Rows from a dataset
* begin *

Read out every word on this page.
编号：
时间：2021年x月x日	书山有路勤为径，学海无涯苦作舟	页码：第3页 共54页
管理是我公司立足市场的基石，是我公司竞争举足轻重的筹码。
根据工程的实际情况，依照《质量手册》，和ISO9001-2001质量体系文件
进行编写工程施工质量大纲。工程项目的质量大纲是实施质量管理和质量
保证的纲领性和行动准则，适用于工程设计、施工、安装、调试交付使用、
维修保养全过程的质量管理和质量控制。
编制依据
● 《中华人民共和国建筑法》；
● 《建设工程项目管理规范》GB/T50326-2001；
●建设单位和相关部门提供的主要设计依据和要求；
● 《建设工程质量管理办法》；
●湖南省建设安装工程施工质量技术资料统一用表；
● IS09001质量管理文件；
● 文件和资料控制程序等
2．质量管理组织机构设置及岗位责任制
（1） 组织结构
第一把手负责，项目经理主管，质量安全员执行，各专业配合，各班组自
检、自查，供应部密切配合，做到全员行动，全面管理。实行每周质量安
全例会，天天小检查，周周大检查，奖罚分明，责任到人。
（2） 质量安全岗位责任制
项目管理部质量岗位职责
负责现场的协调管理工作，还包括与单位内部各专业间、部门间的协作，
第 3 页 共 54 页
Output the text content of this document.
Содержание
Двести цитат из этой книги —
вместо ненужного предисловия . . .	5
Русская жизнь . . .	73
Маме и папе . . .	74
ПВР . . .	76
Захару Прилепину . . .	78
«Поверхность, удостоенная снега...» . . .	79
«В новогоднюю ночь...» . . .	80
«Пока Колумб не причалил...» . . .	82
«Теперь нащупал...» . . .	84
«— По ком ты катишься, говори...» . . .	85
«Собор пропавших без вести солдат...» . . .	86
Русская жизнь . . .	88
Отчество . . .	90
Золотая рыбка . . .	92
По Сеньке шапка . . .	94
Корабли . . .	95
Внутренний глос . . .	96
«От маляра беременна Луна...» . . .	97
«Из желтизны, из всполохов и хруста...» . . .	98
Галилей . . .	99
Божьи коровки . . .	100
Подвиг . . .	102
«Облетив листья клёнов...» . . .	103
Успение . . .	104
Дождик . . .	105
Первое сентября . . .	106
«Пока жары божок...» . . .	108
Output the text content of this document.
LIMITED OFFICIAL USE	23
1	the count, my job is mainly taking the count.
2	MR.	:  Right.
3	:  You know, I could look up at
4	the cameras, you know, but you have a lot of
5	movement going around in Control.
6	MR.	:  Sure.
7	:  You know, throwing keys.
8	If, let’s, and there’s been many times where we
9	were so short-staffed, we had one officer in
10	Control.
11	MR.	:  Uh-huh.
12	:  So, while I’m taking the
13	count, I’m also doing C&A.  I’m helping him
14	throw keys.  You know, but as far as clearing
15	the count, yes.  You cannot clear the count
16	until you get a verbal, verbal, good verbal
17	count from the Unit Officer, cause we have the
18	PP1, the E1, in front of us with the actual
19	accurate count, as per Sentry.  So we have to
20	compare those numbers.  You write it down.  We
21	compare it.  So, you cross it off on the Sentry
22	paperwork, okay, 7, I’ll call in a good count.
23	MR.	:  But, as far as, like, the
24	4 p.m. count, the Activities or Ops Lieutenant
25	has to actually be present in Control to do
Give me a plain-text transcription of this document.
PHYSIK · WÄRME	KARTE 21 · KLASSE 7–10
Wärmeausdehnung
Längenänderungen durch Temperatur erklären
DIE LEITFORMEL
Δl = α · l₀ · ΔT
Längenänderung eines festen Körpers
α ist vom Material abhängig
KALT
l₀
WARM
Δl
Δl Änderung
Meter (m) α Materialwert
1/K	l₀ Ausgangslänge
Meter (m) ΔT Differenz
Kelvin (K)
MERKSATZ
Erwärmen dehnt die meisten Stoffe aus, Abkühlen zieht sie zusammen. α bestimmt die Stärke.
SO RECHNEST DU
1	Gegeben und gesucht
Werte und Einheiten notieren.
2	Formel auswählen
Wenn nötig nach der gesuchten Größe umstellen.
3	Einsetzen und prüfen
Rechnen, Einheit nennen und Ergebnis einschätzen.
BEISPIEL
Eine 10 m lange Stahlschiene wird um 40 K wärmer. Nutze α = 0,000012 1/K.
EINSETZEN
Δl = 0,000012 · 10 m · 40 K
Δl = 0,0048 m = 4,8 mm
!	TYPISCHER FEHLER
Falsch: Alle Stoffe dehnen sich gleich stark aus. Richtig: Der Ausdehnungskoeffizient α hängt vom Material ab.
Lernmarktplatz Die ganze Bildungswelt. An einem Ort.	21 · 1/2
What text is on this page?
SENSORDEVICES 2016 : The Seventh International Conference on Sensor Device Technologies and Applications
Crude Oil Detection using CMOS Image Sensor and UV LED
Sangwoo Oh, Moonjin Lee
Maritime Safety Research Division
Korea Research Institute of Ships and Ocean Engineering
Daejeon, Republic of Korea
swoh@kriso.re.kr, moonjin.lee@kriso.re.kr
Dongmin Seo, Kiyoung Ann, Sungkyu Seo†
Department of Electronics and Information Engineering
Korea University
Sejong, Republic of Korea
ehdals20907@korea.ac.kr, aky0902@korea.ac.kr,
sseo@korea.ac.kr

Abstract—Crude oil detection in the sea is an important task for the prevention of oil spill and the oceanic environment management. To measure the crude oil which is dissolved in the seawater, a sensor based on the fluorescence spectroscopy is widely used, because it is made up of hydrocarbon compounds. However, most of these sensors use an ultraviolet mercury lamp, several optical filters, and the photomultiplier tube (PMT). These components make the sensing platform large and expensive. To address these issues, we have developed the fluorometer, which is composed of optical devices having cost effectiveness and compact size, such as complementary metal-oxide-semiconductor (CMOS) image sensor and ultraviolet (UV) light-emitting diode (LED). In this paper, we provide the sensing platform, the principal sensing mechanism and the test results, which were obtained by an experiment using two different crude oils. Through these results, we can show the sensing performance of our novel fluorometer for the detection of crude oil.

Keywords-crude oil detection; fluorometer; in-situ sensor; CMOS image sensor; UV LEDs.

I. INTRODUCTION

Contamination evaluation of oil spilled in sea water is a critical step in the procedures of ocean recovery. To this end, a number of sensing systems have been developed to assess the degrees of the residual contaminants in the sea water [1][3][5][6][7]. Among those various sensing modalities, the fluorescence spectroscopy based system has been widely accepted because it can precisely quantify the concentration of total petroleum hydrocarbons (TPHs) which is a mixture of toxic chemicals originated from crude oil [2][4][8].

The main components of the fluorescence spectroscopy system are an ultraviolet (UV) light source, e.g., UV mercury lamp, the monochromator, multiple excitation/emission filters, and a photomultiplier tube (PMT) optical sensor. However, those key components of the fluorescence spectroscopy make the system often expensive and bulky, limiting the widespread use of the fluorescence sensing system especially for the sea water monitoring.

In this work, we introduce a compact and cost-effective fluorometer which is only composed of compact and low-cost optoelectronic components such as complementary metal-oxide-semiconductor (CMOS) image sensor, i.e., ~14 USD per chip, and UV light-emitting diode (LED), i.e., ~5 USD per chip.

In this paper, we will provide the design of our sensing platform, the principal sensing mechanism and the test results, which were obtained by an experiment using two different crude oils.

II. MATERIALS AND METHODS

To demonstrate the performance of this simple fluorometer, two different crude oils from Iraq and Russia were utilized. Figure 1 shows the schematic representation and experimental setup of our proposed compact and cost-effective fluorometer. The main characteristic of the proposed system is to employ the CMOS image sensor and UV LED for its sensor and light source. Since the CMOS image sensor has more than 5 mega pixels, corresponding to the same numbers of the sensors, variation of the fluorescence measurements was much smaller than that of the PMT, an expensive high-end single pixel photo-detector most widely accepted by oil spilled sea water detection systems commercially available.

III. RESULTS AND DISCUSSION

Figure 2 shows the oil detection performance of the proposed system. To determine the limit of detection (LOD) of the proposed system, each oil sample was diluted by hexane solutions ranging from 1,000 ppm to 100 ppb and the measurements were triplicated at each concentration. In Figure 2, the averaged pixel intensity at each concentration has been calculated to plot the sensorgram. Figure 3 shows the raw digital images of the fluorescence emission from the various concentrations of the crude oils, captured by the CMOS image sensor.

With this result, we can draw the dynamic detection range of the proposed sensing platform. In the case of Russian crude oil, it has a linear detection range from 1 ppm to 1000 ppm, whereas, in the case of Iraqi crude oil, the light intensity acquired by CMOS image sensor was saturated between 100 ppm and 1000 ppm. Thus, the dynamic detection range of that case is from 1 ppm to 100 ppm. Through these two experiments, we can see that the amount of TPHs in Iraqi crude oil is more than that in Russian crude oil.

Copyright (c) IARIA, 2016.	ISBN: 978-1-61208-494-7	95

* end *

Your goal →
Determine how many lines of the records above contain the word "Research", and report only that number.

Complete output →
2